(Dataset excerpts)
◇ ◇ ◇
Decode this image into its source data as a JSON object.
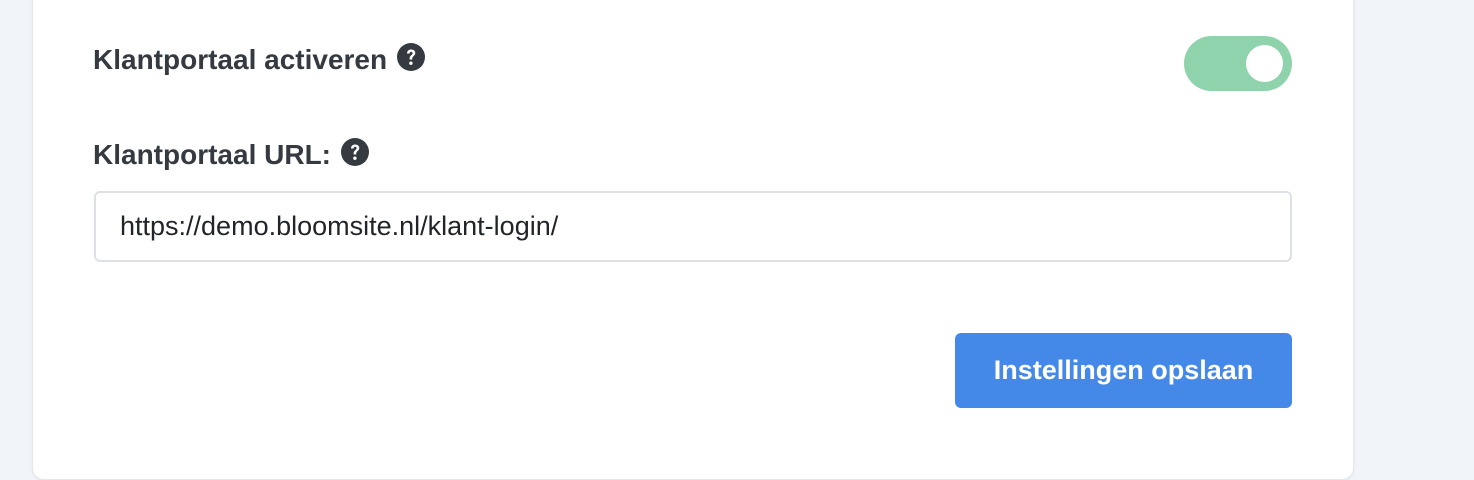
{
  "settings": {
    "portal_toggle": {
      "label": "Klantportaal activeren",
      "enabled": true,
      "color_on": "#8ed3ab"
    },
    "portal_url": {
      "label": "Klantportaal URL:",
      "value": "https://demo.bloomsite.nl/klant-login/"
    },
    "save_button": {
      "label": "Instellingen opslaan",
      "color": "#4589e8"
    },
    "icons": {
      "help": "question-circle-icon"
    }
  }
}
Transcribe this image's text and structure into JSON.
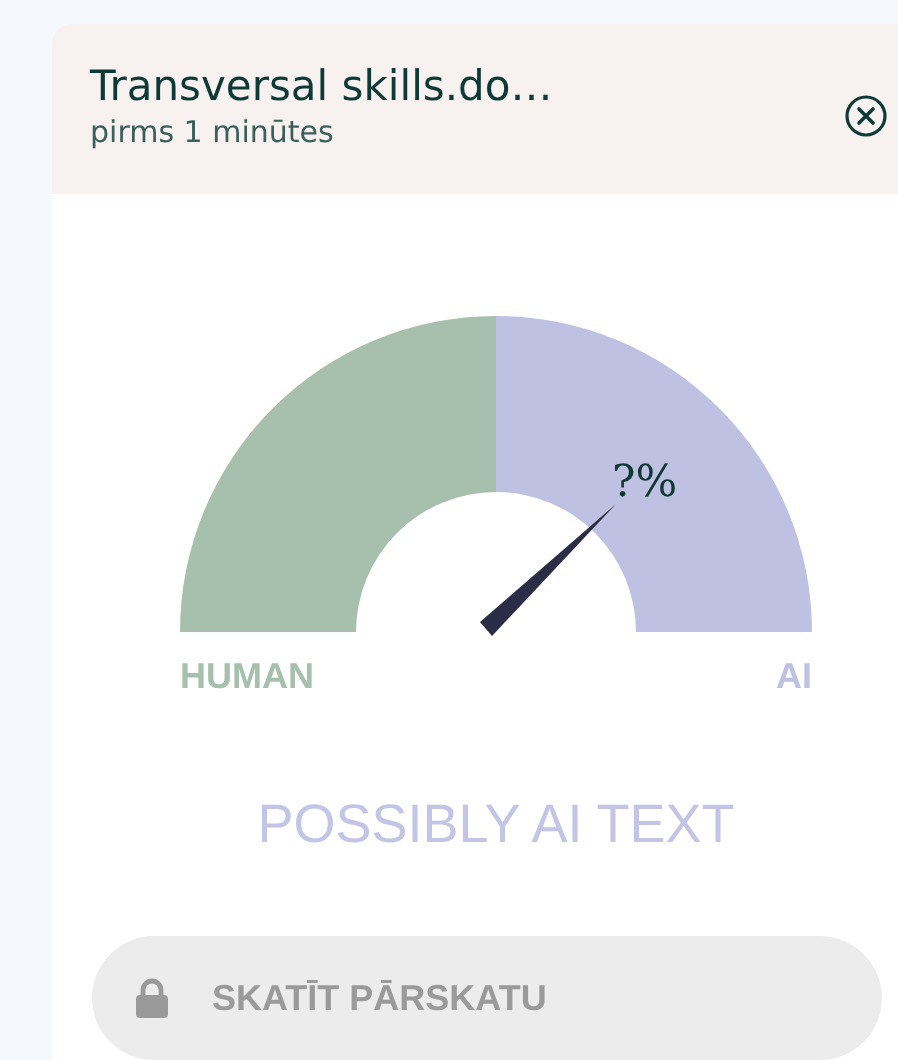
{
  "document": {
    "title": "Transversal skills.do…",
    "time": "pirms 1 minūtes"
  },
  "gauge": {
    "reading": "?%",
    "left_label": "HUMAN",
    "right_label": "AI"
  },
  "verdict": "POSSIBLY AI TEXT",
  "report_button": {
    "label": "SKATĪT PĀRSKATU",
    "disabled": true
  }
}
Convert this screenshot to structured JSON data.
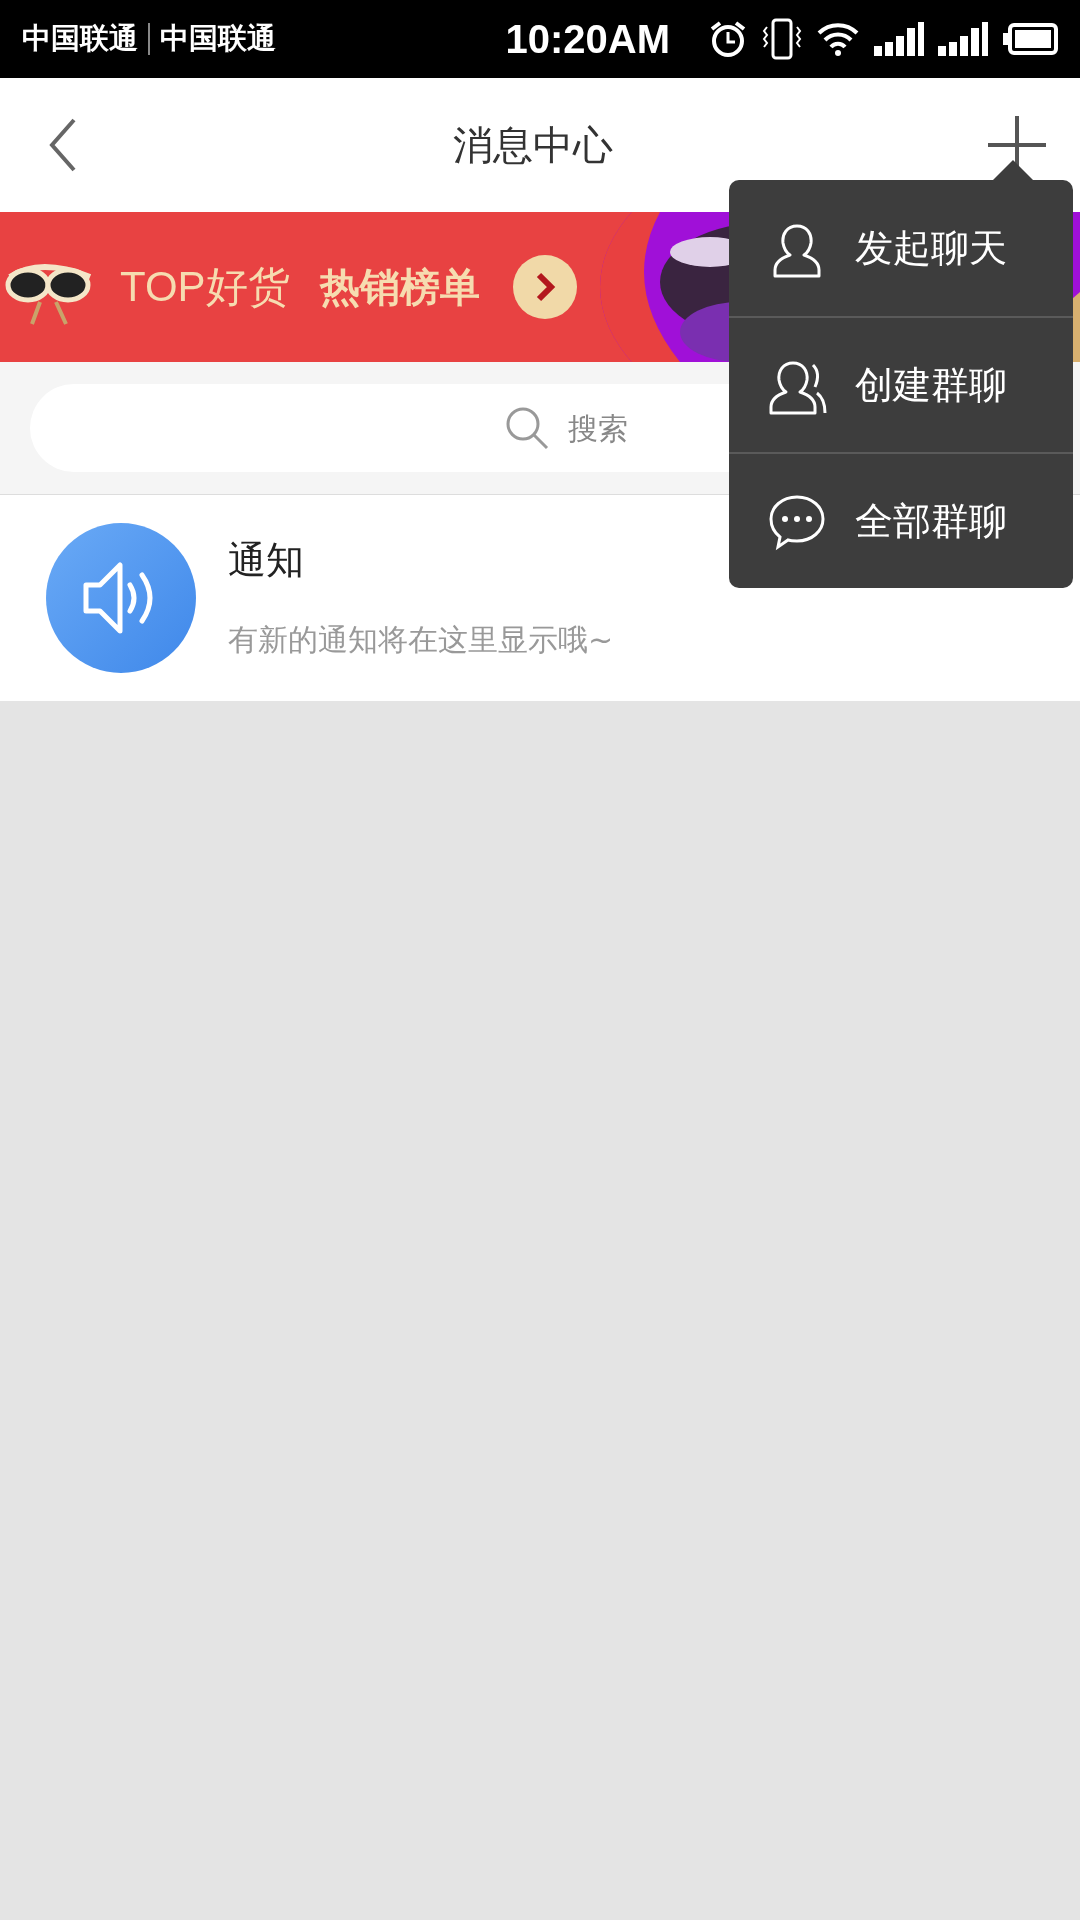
{
  "status_bar": {
    "carriers": [
      "中国联通",
      "中国联通"
    ],
    "time": "10:20AM"
  },
  "nav_bar": {
    "title": "消息中心"
  },
  "banner": {
    "kind": "picture",
    "text": "TOP好货",
    "highlight": "热销榜单"
  },
  "search": {
    "placeholder": "搜索"
  },
  "messages": [
    {
      "title": "通知",
      "preview": "有新的通知将在这里显示哦~"
    }
  ],
  "menu": {
    "items": [
      {
        "kind": "person",
        "label": "发起聊天"
      },
      {
        "kind": "group",
        "label": "创建群聊"
      },
      {
        "kind": "chat",
        "label": "全部群聊"
      }
    ]
  }
}
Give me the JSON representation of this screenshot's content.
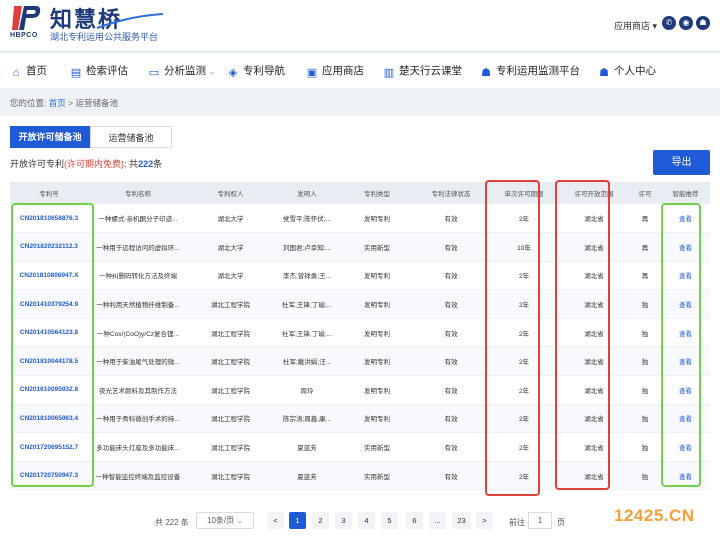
{
  "header": {
    "brand_name": "知慧桥",
    "brand_code": "HBPCO",
    "tagline": "湖北专利运用公共服务平台",
    "app_store": "应用商店",
    "icons": [
      "wechat-icon",
      "weibo-icon",
      "user-icon"
    ]
  },
  "nav": [
    {
      "label": "首页",
      "icon": "home-icon",
      "glyph": "⌂"
    },
    {
      "label": "检索评估",
      "icon": "document-icon",
      "glyph": "▤"
    },
    {
      "label": "分析监测",
      "icon": "monitor-icon",
      "glyph": "▭"
    },
    {
      "label": "专利导航",
      "icon": "layers-icon",
      "glyph": "◈"
    },
    {
      "label": "应用商店",
      "icon": "shop-icon",
      "glyph": "▣"
    },
    {
      "label": "楚天行云课堂",
      "icon": "books-icon",
      "glyph": "▥"
    },
    {
      "label": "专利运用监测平台",
      "icon": "person-icon",
      "glyph": "☗"
    },
    {
      "label": "个人中心",
      "icon": "person-icon",
      "glyph": "☗"
    }
  ],
  "breadcrumb": {
    "prefix": "您的位置:",
    "home": "首页",
    "sep": ">",
    "current": "运营储备池"
  },
  "tabs": {
    "active": "开放许可储备池",
    "inactive": "运营储备池"
  },
  "summary": {
    "label": "开放许可专利",
    "note": "(许可期内免费)",
    "sep": ":",
    "total_prefix": "共",
    "count": "222",
    "unit": "条"
  },
  "export_label": "导出",
  "table": {
    "headers": [
      "专利号",
      "专利名称",
      "专利权人",
      "发明人",
      "专利类型",
      "专利法律状态",
      "单次许可期限",
      "许可开放范围",
      "许可",
      "智能推荐"
    ],
    "rows": [
      [
        "CN201810658876.3",
        "一种螺式-亲机酮分子印迹...",
        "湖北大学",
        "党雪平;陈怀伏;...",
        "发明专利",
        "有效",
        "2年",
        "湖北省",
        "再",
        "查看"
      ],
      [
        "CN201820232112.3",
        "一种用于远程访问的虚拟环...",
        "湖北大学",
        "刘国君;卢幸知;...",
        "实用新型",
        "有效",
        "10年",
        "湖北省",
        "再",
        "查看"
      ],
      [
        "CN201810806947.X",
        "一种纠删码转化方法及终端",
        "湖北大学",
        "李杰;曾祥勇;王...",
        "发明专利",
        "有效",
        "2年",
        "湖北省",
        "再",
        "查看"
      ],
      [
        "CN201410379254.9",
        "一种利用天然植物纤维制备...",
        "湖北工程学院",
        "杜军;王锋;丁瑜;...",
        "发明专利",
        "有效",
        "2年",
        "湖北省",
        "独",
        "查看"
      ],
      [
        "CN201410564123.8",
        "一种Cox/(CoO)y/Cz复合锂...",
        "湖北工程学院",
        "杜军;王锋;丁瑜;...",
        "发明专利",
        "有效",
        "2年",
        "湖北省",
        "独",
        "查看"
      ],
      [
        "CN201810044178.5",
        "一种用于柴油尾气处理的微...",
        "湖北工程学院",
        "杜军;戴洪娟;汪...",
        "发明专利",
        "有效",
        "2年",
        "湖北省",
        "独",
        "查看"
      ],
      [
        "CN201610095932.8",
        "夜光艺术颜料及其制作方法",
        "湖北工程学院",
        "周玲",
        "发明专利",
        "有效",
        "2年",
        "湖北省",
        "独",
        "查看"
      ],
      [
        "CN201810065063.4",
        "一种用于骨科微创手术的持...",
        "湖北工程学院",
        "陈宗涛;周鑫;康...",
        "发明专利",
        "有效",
        "2年",
        "湖北省",
        "独",
        "查看"
      ],
      [
        "CN201720695152.7",
        "多功能床头灯座及多功能床...",
        "湖北工程学院",
        "夏蓝芳",
        "实用新型",
        "有效",
        "2年",
        "湖北省",
        "独",
        "查看"
      ],
      [
        "CN201720750947.3",
        "一种智能监控终端及监控设备",
        "湖北工程学院",
        "夏蓝芳",
        "实用新型",
        "有效",
        "2年",
        "湖北省",
        "独",
        "查看"
      ]
    ]
  },
  "pagination": {
    "total_text": "共 222 条",
    "page_size": "10条/页",
    "prev": "<",
    "pages": [
      "1",
      "2",
      "3",
      "4",
      "5",
      "6",
      "...",
      "23"
    ],
    "active_page": "1",
    "next": ">",
    "goto_label": "前往",
    "goto_value": "1",
    "goto_unit": "页"
  },
  "watermark": "12425.CN",
  "colors": {
    "primary": "#1f5bd6",
    "brand": "#1f3a7a",
    "highlight_red": "#e0403a",
    "highlight_green": "#6fd24a",
    "watermark": "#f4a03a"
  }
}
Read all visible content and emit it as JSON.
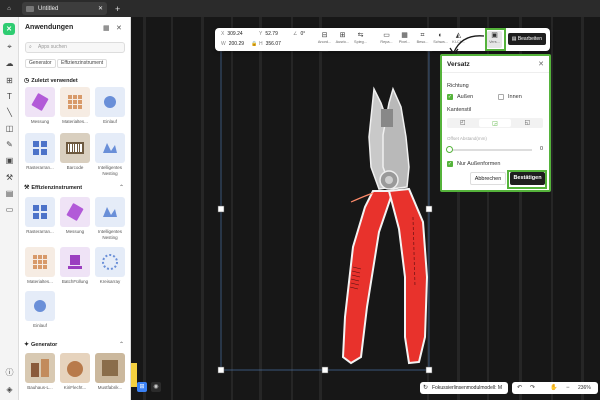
{
  "topbar": {
    "tab_title": "Untitled",
    "new_tab": "+"
  },
  "panel": {
    "title": "Anwendungen",
    "search_placeholder": "Apps suchen",
    "chips": [
      "Generator",
      "Effizienzinstrument"
    ],
    "recent": {
      "title": "Zuletzt verwendet",
      "items": [
        "Messung",
        "Materialtes...",
        "Einlauf",
        "Rasterarran...",
        "Barcode",
        "Intelligentes Nesting"
      ]
    },
    "efficiency": {
      "title": "Effizienzinstrument",
      "items": [
        "Rasterarran...",
        "Messung",
        "Intelligentes Nesting",
        "Materialtes...",
        "BatchFüllung",
        "Kreisarray",
        "Einlauf"
      ]
    },
    "generator": {
      "title": "Generator",
      "items": [
        "Bauhaus-L...",
        "KiriFlecht...",
        "Mustfabrik..."
      ]
    }
  },
  "toolbar": {
    "fields": [
      {
        "k": "X",
        "v": "309.24"
      },
      {
        "k": "Y",
        "v": "52.79"
      },
      {
        "k": "W",
        "v": "200.29"
      },
      {
        "k": "H",
        "v": "356.07"
      },
      {
        "k": "∠",
        "v": "0°"
      }
    ],
    "tools": [
      "Anord...",
      "Ausric...",
      "Spieg...",
      "Repa...",
      "Pixel...",
      "Beso...",
      "Schwa...",
      "KI-Ck...",
      "Vers..."
    ],
    "edit_label": "Bearbeiten"
  },
  "dialog": {
    "title": "Versatz",
    "direction_label": "Richtung",
    "outer": "Außen",
    "inner": "Innen",
    "edge_label": "Kantenstil",
    "offset_label": "Offset Abstand(mm)",
    "offset_value": "0",
    "outer_only": "Nur Außenformen",
    "cancel": "Abbrechen",
    "confirm": "Bestätigen"
  },
  "status": {
    "focus_mode": "Fokussierlinsenmodulmodell: M",
    "zoom": "236%"
  },
  "colors": {
    "accent": "#55b33b",
    "handle_red": "#e8322c"
  }
}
◇ ◇ ◇
• [Exercise instructions]:
Take every line from the data that contains the word "into".

• [Answer to the task]:
Decode this image into its source data as a JSON object.
Transcribe this image's text and structure into JSON.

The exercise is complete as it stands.